Given request :: Give only a count of the lines that include the string "xlabel".

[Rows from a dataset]
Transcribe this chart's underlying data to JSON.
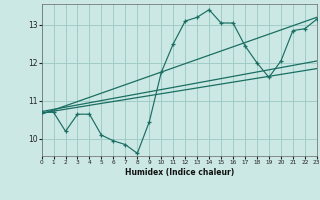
{
  "title": "",
  "xlabel": "Humidex (Indice chaleur)",
  "bg_color": "#cce8e4",
  "grid_color": "#a0ccc8",
  "line_color": "#1a6e62",
  "xlim": [
    0,
    23
  ],
  "ylim": [
    9.55,
    13.55
  ],
  "yticks": [
    10,
    11,
    12,
    13
  ],
  "xticks": [
    0,
    1,
    2,
    3,
    4,
    5,
    6,
    7,
    8,
    9,
    10,
    11,
    12,
    13,
    14,
    15,
    16,
    17,
    18,
    19,
    20,
    21,
    22,
    23
  ],
  "data_x": [
    0,
    1,
    2,
    3,
    4,
    5,
    6,
    7,
    8,
    9,
    10,
    11,
    12,
    13,
    14,
    15,
    16,
    17,
    18,
    19,
    20,
    21,
    22,
    23
  ],
  "data_y": [
    10.7,
    10.7,
    10.2,
    10.65,
    10.65,
    10.1,
    9.95,
    9.85,
    9.62,
    10.45,
    11.75,
    12.5,
    13.1,
    13.2,
    13.4,
    13.05,
    13.05,
    12.45,
    12.0,
    11.62,
    12.05,
    12.85,
    12.9,
    13.15
  ],
  "reg_line1_x": [
    0,
    23
  ],
  "reg_line1_y": [
    10.65,
    13.2
  ],
  "reg_line2_x": [
    0,
    23
  ],
  "reg_line2_y": [
    10.68,
    11.85
  ],
  "reg_line3_x": [
    0,
    23
  ],
  "reg_line3_y": [
    10.72,
    12.05
  ]
}
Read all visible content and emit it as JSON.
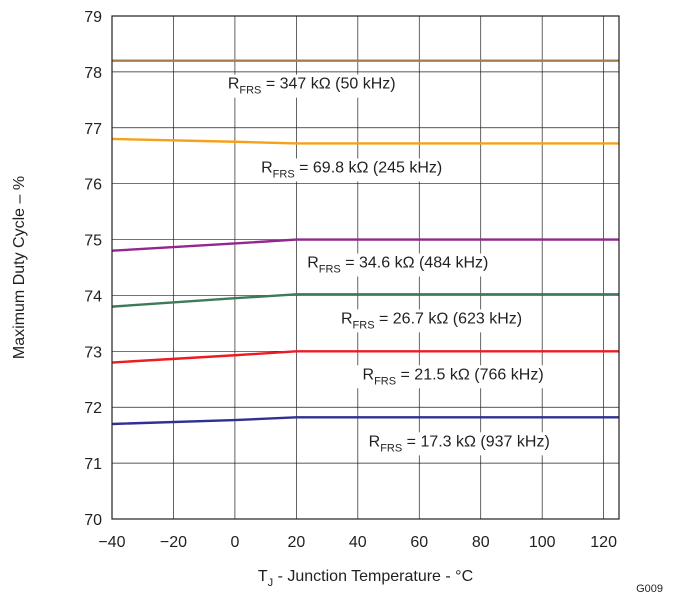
{
  "chart_data": {
    "type": "line",
    "xlabel": {
      "main": "T",
      "sub": "J",
      "rest": " - Junction Temperature - °C"
    },
    "ylabel": "Maximum Duty Cycle – %",
    "xlim": [
      -40,
      125
    ],
    "ylim": [
      70,
      79
    ],
    "xticks": [
      "−40",
      "−20",
      "0",
      "20",
      "40",
      "60",
      "80",
      "100",
      "120"
    ],
    "xtick_values": [
      -40,
      -20,
      0,
      20,
      40,
      60,
      80,
      100,
      120
    ],
    "yticks": [
      "70",
      "71",
      "72",
      "73",
      "74",
      "75",
      "76",
      "77",
      "78",
      "79"
    ],
    "ytick_values": [
      70,
      71,
      72,
      73,
      74,
      75,
      76,
      77,
      78,
      79
    ],
    "grid": true,
    "figure_id": "G009",
    "series": [
      {
        "color": "#a97c50",
        "x": [
          -40,
          0,
          20,
          125
        ],
        "y": [
          78.2,
          78.2,
          78.2,
          78.2
        ],
        "label": {
          "main": "R",
          "sub": "FRS",
          "rest": " = 347 kΩ (50 kHz)"
        },
        "label_anchor": [
          25,
          77.7
        ]
      },
      {
        "color": "#f7a11a",
        "x": [
          -40,
          0,
          20,
          125
        ],
        "y": [
          76.8,
          76.75,
          76.72,
          76.72
        ],
        "label": {
          "main": "R",
          "sub": "FRS",
          "rest": " = 69.8 kΩ (245 kHz)"
        },
        "label_anchor": [
          38,
          76.2
        ]
      },
      {
        "color": "#92278f",
        "x": [
          -40,
          0,
          20,
          125
        ],
        "y": [
          74.8,
          74.93,
          75.0,
          75.0
        ],
        "label": {
          "main": "R",
          "sub": "FRS",
          "rest": " = 34.6 kΩ (484 kHz)"
        },
        "label_anchor": [
          53,
          74.5
        ]
      },
      {
        "color": "#3d7a5a",
        "x": [
          -40,
          0,
          20,
          125
        ],
        "y": [
          73.8,
          73.95,
          74.02,
          74.02
        ],
        "label": {
          "main": "R",
          "sub": "FRS",
          "rest": " = 26.7 kΩ (623 kHz)"
        },
        "label_anchor": [
          64,
          73.5
        ]
      },
      {
        "color": "#ed1c24",
        "x": [
          -40,
          0,
          20,
          125
        ],
        "y": [
          72.8,
          72.93,
          73.0,
          73.0
        ],
        "label": {
          "main": "R",
          "sub": "FRS",
          "rest": " = 21.5 kΩ (766 kHz)"
        },
        "label_anchor": [
          71,
          72.5
        ]
      },
      {
        "color": "#2e3192",
        "x": [
          -40,
          0,
          20,
          125
        ],
        "y": [
          71.7,
          71.77,
          71.82,
          71.82
        ],
        "label": {
          "main": "R",
          "sub": "FRS",
          "rest": " = 17.3 kΩ (937 kHz)"
        },
        "label_anchor": [
          73,
          71.3
        ]
      }
    ]
  }
}
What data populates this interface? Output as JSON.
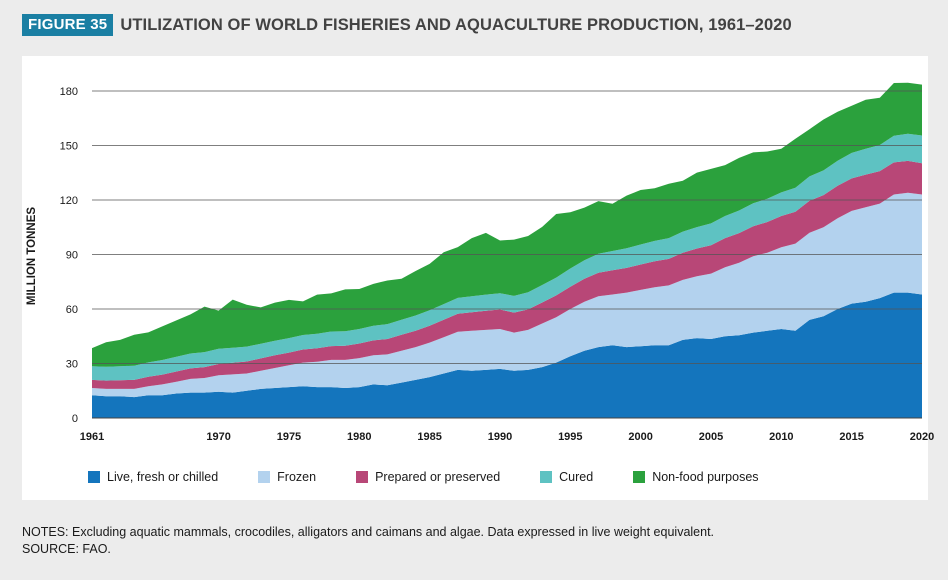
{
  "header": {
    "figure_label": "FIGURE 35",
    "title": "UTILIZATION OF WORLD FISHERIES AND AQUACULTURE PRODUCTION, 1961–2020"
  },
  "notes": {
    "line1": "NOTES: Excluding aquatic mammals, crocodiles, alligators and caimans and algae. Data expressed in live weight equivalent.",
    "line2": "SOURCE: FAO."
  },
  "chart_data": {
    "type": "area",
    "stacked": true,
    "ylabel": "MILLION TONNES",
    "xlabel": "",
    "ylim": [
      0,
      180
    ],
    "yticks": [
      0,
      30,
      60,
      90,
      120,
      150,
      180
    ],
    "xticks": [
      1961,
      1970,
      1975,
      1980,
      1985,
      1990,
      1995,
      2000,
      2005,
      2010,
      2015,
      2020
    ],
    "grid": "horizontal",
    "legend_position": "bottom",
    "x": [
      1961,
      1962,
      1963,
      1964,
      1965,
      1966,
      1967,
      1968,
      1969,
      1970,
      1971,
      1972,
      1973,
      1974,
      1975,
      1976,
      1977,
      1978,
      1979,
      1980,
      1981,
      1982,
      1983,
      1984,
      1985,
      1986,
      1987,
      1988,
      1989,
      1990,
      1991,
      1992,
      1993,
      1994,
      1995,
      1996,
      1997,
      1998,
      1999,
      2000,
      2001,
      2002,
      2003,
      2004,
      2005,
      2006,
      2007,
      2008,
      2009,
      2010,
      2011,
      2012,
      2013,
      2014,
      2015,
      2016,
      2017,
      2018,
      2019,
      2020
    ],
    "series": [
      {
        "name": "Live, fresh or chilled",
        "color": "#1475bd",
        "values": [
          12.5,
          12,
          12,
          11.5,
          12.5,
          12.5,
          13.5,
          14,
          14,
          14.5,
          14,
          15,
          16,
          16.5,
          17,
          17.5,
          17,
          17,
          16.5,
          17,
          18.5,
          18,
          19.5,
          21,
          22.5,
          24.5,
          26.5,
          26,
          26.5,
          27,
          26,
          26.5,
          28,
          30.5,
          34,
          37,
          39,
          40,
          39,
          39.5,
          40,
          40,
          43,
          44,
          43.5,
          45,
          45.5,
          47,
          48,
          49,
          48,
          54,
          56,
          60,
          63,
          64,
          66,
          69,
          69,
          68
        ]
      },
      {
        "name": "Frozen",
        "color": "#b3d2ee",
        "values": [
          4,
          4,
          4,
          4.5,
          5,
          6,
          6.5,
          7.5,
          8,
          9,
          10,
          9.5,
          10,
          11,
          12,
          13,
          14,
          15,
          15.5,
          16,
          16,
          17,
          17.5,
          18,
          19,
          20,
          21,
          22,
          22,
          22,
          21,
          22,
          24,
          25,
          26,
          27,
          28,
          28,
          30,
          31,
          32,
          33,
          33,
          34,
          36,
          38,
          40,
          42,
          43,
          45,
          48,
          48,
          49,
          50,
          51,
          52,
          52,
          54,
          55,
          55
        ]
      },
      {
        "name": "Prepared or preserved",
        "color": "#b84777",
        "values": [
          4.5,
          4.6,
          4.8,
          5,
          5.2,
          5.4,
          5.6,
          5.8,
          6,
          6.2,
          6.4,
          6.6,
          6.8,
          7,
          7,
          7.2,
          7.4,
          7.6,
          7.8,
          8,
          8.2,
          8.5,
          8.8,
          9,
          9.3,
          9.6,
          9.9,
          10.2,
          10.5,
          10.7,
          11,
          11.3,
          11.6,
          12,
          12.3,
          12.6,
          13,
          13.3,
          13.6,
          14,
          14.3,
          14.6,
          15,
          15.3,
          15.6,
          16,
          16.3,
          16.6,
          16.9,
          17.2,
          17.5,
          17.6,
          17.7,
          17.8,
          17.9,
          18,
          17.9,
          17.7,
          17.5,
          17.2
        ]
      },
      {
        "name": "Cured",
        "color": "#5ec2c2",
        "values": [
          7.5,
          7.6,
          7.7,
          7.8,
          7.9,
          8,
          8.1,
          8.2,
          8.3,
          8.4,
          8.3,
          8.2,
          8.1,
          8,
          8,
          8,
          8,
          8,
          8,
          8,
          8.1,
          8.2,
          8.3,
          8.4,
          8.5,
          8.6,
          8.7,
          8.8,
          8.9,
          9,
          9.2,
          9.4,
          9.6,
          9.8,
          10,
          10.2,
          10.4,
          10.6,
          10.8,
          11,
          11.2,
          11.4,
          11.6,
          11.8,
          12,
          12.2,
          12.4,
          12.6,
          12.8,
          13,
          13.2,
          13.4,
          13.6,
          13.8,
          14,
          14.2,
          14.4,
          14.7,
          15,
          15.3
        ]
      },
      {
        "name": "Non-food purposes",
        "color": "#2ba13d",
        "values": [
          10,
          13.5,
          14.5,
          17,
          16.5,
          18.5,
          20,
          21.5,
          25,
          21,
          26.5,
          23,
          20,
          21,
          21,
          18.5,
          21.5,
          21,
          23,
          22,
          23,
          24,
          22.5,
          24.5,
          25.5,
          28.5,
          28,
          32,
          34,
          29,
          31,
          31,
          32,
          35,
          31,
          29,
          29,
          26,
          29,
          30,
          29,
          30,
          28,
          30,
          30,
          28,
          29,
          28,
          26,
          24,
          27,
          26,
          28,
          27,
          26,
          27,
          26,
          29,
          28,
          28
        ]
      }
    ]
  }
}
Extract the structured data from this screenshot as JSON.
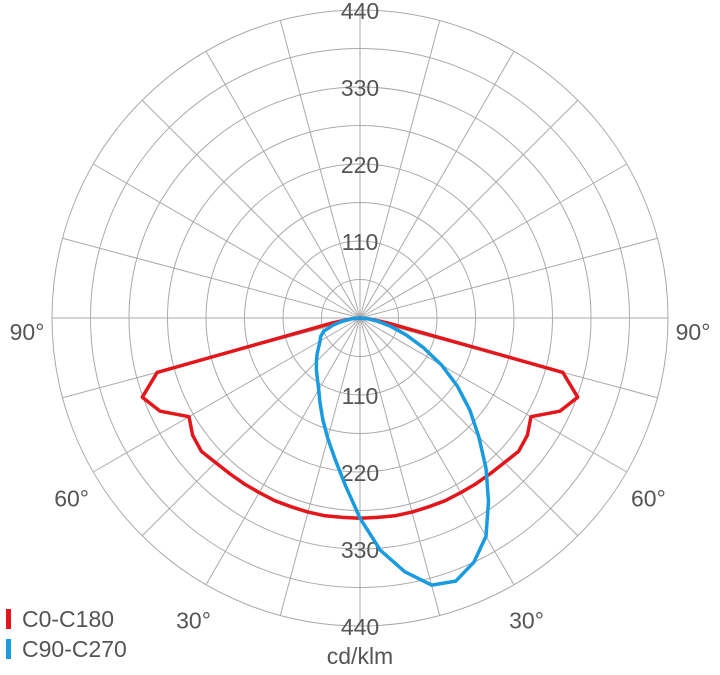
{
  "chart_data": {
    "type": "polar",
    "axis_label": "cd/klm",
    "rlim": [
      0,
      440
    ],
    "rticks": [
      110,
      220,
      330,
      440
    ],
    "xticks": [
      {
        "value": -90,
        "label": "90°"
      },
      {
        "value": -60,
        "label": "60°"
      },
      {
        "value": -30,
        "label": "30°"
      },
      {
        "value": 30,
        "label": "30°"
      },
      {
        "value": 60,
        "label": "60°"
      },
      {
        "value": 90,
        "label": "90°"
      }
    ],
    "x": [
      -90,
      -85,
      -80,
      -75,
      -70,
      -65,
      -60,
      -55,
      -50,
      -45,
      -40,
      -35,
      -30,
      -25,
      -20,
      -15,
      -10,
      -5,
      0,
      5,
      10,
      15,
      20,
      25,
      30,
      35,
      40,
      45,
      50,
      55,
      60,
      65,
      70,
      75,
      80,
      85,
      90
    ],
    "series": [
      {
        "name": "C0-C180",
        "color": "#e3161b",
        "values": [
          0,
          12,
          40,
          300,
          331,
          315,
          282,
          292,
          296,
          292,
          290,
          289,
          288,
          288,
          287,
          287,
          287,
          286,
          286,
          286,
          287,
          287,
          287,
          288,
          288,
          289,
          290,
          292,
          296,
          292,
          282,
          315,
          331,
          300,
          40,
          12,
          0
        ]
      },
      {
        "name": "C90-C270",
        "color": "#1a9be0",
        "values": [
          0,
          10,
          25,
          40,
          55,
          62,
          66,
          72,
          80,
          88,
          97,
          106,
          118,
          135,
          155,
          178,
          205,
          240,
          286,
          333,
          368,
          395,
          400,
          385,
          360,
          320,
          280,
          240,
          205,
          170,
          135,
          100,
          70,
          45,
          25,
          10,
          0
        ]
      }
    ],
    "grid": true
  }
}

The output :: 3